(WHAT IS BEING ASKED): Go through the entries one line at a time, and gather every line that has the word "Management".

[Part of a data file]
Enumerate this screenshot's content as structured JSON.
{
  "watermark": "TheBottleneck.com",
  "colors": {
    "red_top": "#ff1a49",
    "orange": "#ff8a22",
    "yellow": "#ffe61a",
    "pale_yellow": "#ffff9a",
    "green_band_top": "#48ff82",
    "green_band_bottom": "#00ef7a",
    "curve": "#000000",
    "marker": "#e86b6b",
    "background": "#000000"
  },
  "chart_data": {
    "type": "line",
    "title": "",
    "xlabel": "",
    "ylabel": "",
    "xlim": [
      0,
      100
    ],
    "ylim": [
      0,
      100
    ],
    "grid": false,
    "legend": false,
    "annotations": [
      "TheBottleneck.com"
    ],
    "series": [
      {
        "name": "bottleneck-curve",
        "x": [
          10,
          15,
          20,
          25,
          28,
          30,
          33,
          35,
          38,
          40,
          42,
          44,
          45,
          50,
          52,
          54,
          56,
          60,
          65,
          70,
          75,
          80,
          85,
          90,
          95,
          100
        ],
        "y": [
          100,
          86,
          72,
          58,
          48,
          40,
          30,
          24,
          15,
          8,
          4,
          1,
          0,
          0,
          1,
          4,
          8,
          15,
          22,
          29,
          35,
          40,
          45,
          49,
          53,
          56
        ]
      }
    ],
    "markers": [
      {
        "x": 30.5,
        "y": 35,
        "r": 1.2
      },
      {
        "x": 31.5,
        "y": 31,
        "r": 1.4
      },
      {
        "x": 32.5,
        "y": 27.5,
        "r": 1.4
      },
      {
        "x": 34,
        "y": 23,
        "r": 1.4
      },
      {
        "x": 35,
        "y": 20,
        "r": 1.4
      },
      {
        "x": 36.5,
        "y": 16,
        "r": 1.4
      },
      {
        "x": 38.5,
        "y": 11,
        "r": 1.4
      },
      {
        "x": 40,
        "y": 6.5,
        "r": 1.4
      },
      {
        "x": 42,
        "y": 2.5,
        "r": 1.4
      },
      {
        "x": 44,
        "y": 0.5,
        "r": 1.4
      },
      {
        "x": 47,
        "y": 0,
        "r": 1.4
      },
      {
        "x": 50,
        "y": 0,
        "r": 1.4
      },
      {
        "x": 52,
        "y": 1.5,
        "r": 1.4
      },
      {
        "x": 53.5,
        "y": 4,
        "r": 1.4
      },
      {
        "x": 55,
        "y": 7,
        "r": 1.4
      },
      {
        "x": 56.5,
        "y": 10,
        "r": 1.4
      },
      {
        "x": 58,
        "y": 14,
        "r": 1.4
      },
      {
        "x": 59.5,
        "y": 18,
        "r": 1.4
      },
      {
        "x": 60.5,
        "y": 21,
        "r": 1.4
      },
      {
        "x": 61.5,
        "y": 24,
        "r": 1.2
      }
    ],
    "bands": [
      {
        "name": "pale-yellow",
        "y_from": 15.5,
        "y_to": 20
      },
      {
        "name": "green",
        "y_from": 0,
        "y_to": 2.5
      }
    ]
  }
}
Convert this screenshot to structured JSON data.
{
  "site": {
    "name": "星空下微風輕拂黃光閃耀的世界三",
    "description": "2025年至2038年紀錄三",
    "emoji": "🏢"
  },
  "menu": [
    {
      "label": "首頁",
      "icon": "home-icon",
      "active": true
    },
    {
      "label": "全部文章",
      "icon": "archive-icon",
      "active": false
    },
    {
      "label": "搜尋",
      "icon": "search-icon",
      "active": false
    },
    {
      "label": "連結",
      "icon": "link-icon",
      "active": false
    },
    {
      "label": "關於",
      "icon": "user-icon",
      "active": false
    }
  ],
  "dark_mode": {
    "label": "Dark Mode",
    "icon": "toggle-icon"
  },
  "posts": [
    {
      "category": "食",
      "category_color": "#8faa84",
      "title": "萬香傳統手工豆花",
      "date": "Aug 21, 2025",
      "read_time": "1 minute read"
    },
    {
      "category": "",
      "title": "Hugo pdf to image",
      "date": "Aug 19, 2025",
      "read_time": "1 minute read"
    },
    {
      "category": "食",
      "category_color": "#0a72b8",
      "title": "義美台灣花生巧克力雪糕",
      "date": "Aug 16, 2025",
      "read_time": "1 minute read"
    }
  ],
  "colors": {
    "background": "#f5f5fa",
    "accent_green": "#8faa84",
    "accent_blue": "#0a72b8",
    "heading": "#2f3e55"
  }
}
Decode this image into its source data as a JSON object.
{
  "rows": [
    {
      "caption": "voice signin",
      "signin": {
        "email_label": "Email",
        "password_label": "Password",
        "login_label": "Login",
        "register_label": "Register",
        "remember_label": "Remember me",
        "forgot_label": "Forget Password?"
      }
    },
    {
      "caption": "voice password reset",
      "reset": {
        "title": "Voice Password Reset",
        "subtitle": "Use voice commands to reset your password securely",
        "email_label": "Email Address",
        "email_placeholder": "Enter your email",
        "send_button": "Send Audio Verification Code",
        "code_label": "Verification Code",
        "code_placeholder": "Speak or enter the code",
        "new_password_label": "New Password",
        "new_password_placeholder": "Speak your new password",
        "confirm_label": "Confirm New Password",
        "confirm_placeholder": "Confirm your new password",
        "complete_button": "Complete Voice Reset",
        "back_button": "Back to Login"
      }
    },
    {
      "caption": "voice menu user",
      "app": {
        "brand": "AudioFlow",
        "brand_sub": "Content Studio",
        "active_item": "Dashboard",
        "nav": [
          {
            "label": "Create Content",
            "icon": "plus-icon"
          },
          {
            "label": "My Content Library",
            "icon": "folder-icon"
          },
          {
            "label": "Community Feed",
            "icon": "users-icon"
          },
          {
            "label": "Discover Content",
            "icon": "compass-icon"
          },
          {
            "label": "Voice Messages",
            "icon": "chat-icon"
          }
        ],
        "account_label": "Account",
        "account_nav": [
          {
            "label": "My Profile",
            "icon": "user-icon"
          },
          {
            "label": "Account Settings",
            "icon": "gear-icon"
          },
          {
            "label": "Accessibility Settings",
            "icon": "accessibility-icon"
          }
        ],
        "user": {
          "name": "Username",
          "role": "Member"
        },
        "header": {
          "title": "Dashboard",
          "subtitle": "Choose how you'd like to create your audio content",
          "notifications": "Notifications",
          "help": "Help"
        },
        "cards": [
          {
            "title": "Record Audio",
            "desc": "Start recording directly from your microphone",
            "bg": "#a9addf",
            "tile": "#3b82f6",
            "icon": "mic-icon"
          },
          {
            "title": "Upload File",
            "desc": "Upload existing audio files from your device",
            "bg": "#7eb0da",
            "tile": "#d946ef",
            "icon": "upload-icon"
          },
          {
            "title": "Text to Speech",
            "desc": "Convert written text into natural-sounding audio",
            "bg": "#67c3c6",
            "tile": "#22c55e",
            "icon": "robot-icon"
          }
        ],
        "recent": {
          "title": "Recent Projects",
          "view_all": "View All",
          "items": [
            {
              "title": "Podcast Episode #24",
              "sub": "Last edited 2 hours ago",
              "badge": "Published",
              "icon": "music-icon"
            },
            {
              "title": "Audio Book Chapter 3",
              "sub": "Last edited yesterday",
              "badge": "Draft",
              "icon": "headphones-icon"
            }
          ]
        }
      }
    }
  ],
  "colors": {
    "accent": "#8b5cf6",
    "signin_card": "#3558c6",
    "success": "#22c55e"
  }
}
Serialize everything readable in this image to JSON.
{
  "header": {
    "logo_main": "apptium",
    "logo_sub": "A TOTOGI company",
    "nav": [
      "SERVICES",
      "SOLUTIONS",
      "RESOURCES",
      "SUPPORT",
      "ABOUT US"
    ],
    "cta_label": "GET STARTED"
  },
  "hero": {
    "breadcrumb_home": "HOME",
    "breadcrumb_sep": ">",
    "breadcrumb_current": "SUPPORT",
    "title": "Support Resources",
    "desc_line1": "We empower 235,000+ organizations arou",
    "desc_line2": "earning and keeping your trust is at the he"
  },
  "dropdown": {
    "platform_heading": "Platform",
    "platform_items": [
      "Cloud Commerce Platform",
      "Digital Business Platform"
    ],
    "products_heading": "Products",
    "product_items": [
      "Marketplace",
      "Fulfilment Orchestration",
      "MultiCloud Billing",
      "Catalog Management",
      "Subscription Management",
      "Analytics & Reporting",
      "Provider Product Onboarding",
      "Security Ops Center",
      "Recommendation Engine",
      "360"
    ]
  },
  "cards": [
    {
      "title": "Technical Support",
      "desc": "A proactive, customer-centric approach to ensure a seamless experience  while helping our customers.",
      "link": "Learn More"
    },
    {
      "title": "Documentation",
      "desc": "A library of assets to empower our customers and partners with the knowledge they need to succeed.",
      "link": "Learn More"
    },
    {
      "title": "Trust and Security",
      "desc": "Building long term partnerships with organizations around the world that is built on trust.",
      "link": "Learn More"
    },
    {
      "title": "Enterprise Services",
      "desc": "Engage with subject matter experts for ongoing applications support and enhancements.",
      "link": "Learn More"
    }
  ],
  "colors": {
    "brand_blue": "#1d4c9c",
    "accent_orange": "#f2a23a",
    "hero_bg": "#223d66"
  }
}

(SOLVED PROBLEM):
      "Catalog Management",
      "Subscription Management",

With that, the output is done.